● **Exercise instructions**
Scan the entries below for the word "name". Copy each line that has it.

-- BEGIN Material provided --

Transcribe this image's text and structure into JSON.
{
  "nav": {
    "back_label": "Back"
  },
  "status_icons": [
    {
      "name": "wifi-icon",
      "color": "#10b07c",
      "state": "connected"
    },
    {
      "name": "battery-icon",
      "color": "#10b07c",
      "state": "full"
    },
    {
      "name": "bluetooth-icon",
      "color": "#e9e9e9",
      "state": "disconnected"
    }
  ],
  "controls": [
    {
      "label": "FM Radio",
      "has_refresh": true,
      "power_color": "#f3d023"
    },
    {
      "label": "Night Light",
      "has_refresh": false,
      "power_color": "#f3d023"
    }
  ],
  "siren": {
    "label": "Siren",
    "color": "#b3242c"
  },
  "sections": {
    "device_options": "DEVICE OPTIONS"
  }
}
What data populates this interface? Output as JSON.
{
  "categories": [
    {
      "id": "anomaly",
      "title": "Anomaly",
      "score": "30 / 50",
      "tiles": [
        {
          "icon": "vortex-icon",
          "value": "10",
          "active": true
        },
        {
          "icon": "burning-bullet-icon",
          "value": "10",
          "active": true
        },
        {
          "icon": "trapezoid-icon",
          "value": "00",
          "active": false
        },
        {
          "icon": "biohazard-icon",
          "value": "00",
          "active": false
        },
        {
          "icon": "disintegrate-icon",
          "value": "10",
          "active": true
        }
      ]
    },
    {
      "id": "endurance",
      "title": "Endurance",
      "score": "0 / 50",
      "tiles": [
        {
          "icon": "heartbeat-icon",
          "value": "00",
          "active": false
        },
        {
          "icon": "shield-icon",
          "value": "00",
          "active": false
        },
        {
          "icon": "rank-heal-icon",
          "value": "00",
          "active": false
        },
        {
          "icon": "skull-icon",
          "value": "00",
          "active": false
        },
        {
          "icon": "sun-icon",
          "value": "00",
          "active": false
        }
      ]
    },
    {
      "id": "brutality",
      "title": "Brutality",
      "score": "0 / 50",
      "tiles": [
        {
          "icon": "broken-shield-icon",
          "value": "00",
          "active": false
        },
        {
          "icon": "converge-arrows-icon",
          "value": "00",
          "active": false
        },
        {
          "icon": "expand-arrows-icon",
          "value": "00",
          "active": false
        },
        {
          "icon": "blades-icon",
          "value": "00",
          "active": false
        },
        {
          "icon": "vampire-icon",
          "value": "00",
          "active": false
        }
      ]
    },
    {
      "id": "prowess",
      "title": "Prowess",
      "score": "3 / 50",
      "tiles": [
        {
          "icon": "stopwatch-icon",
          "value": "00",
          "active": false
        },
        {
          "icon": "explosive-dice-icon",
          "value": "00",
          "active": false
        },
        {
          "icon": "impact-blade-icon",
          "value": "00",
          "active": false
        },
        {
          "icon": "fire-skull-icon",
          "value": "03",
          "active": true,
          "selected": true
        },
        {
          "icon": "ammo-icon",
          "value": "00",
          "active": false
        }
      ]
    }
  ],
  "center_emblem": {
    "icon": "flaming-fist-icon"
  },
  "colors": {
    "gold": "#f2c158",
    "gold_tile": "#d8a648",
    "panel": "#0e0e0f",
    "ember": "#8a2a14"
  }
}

-- END Material provided --

● **Written solution**
      "name": "wifi-icon",
      "name": "battery-icon",
      "name": "bluetooth-icon",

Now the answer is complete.